## REQUIRED WORK
Please pull out every line that includes the string "当溶液中".
-=-=-=-=-
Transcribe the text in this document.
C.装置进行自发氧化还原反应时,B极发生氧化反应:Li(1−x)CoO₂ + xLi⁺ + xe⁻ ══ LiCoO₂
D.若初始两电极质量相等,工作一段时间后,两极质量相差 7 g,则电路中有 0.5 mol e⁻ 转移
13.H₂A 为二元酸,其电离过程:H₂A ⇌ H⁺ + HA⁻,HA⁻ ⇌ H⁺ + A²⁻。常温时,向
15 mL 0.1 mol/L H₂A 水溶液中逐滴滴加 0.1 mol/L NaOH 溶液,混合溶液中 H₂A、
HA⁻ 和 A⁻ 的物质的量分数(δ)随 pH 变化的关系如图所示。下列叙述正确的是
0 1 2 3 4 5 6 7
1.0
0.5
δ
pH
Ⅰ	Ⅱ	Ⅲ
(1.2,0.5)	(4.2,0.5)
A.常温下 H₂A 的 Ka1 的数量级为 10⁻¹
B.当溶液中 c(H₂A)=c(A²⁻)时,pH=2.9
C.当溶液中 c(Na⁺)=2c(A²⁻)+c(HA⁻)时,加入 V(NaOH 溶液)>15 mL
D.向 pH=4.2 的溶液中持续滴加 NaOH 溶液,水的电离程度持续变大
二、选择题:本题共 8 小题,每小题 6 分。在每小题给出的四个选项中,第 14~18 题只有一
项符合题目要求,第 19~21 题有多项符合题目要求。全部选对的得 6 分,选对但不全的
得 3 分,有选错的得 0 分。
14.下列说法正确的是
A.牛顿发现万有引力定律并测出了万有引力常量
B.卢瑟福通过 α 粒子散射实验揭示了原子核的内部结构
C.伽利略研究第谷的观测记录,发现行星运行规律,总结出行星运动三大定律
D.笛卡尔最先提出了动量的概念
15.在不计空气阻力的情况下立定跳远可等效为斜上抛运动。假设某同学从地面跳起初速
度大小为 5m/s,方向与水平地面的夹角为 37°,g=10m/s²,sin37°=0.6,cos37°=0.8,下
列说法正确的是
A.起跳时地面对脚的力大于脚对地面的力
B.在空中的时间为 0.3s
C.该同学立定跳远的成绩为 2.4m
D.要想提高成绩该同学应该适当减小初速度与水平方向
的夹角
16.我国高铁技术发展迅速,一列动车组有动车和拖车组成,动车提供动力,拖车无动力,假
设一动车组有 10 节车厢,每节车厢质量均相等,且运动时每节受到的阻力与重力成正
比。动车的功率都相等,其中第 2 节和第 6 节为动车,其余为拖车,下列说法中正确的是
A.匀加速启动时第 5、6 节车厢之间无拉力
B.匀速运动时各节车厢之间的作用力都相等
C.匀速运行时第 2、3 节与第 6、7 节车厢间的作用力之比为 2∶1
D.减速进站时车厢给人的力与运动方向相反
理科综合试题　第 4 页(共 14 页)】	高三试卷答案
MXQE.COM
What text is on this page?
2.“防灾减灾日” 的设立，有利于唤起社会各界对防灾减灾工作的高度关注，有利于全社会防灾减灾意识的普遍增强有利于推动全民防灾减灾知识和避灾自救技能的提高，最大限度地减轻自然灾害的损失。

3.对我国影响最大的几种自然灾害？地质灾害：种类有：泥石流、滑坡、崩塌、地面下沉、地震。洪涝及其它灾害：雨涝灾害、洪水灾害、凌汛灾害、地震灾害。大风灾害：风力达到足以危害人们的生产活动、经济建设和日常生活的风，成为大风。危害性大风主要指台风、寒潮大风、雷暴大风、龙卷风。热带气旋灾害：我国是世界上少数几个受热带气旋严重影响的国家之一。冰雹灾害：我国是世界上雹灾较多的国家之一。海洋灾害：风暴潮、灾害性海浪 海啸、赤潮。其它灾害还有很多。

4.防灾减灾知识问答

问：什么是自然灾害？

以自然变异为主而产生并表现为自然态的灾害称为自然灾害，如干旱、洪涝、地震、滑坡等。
-=-=-=-=-
## EXPECTED ANSWER
B.当溶液中 c(H₂A)=c(A²⁻)时,pH=2.9
C.当溶液中 c(Na⁺)=2c(A²⁻)+c(HA⁻)时,加入 V(NaOH 溶液)>15 mL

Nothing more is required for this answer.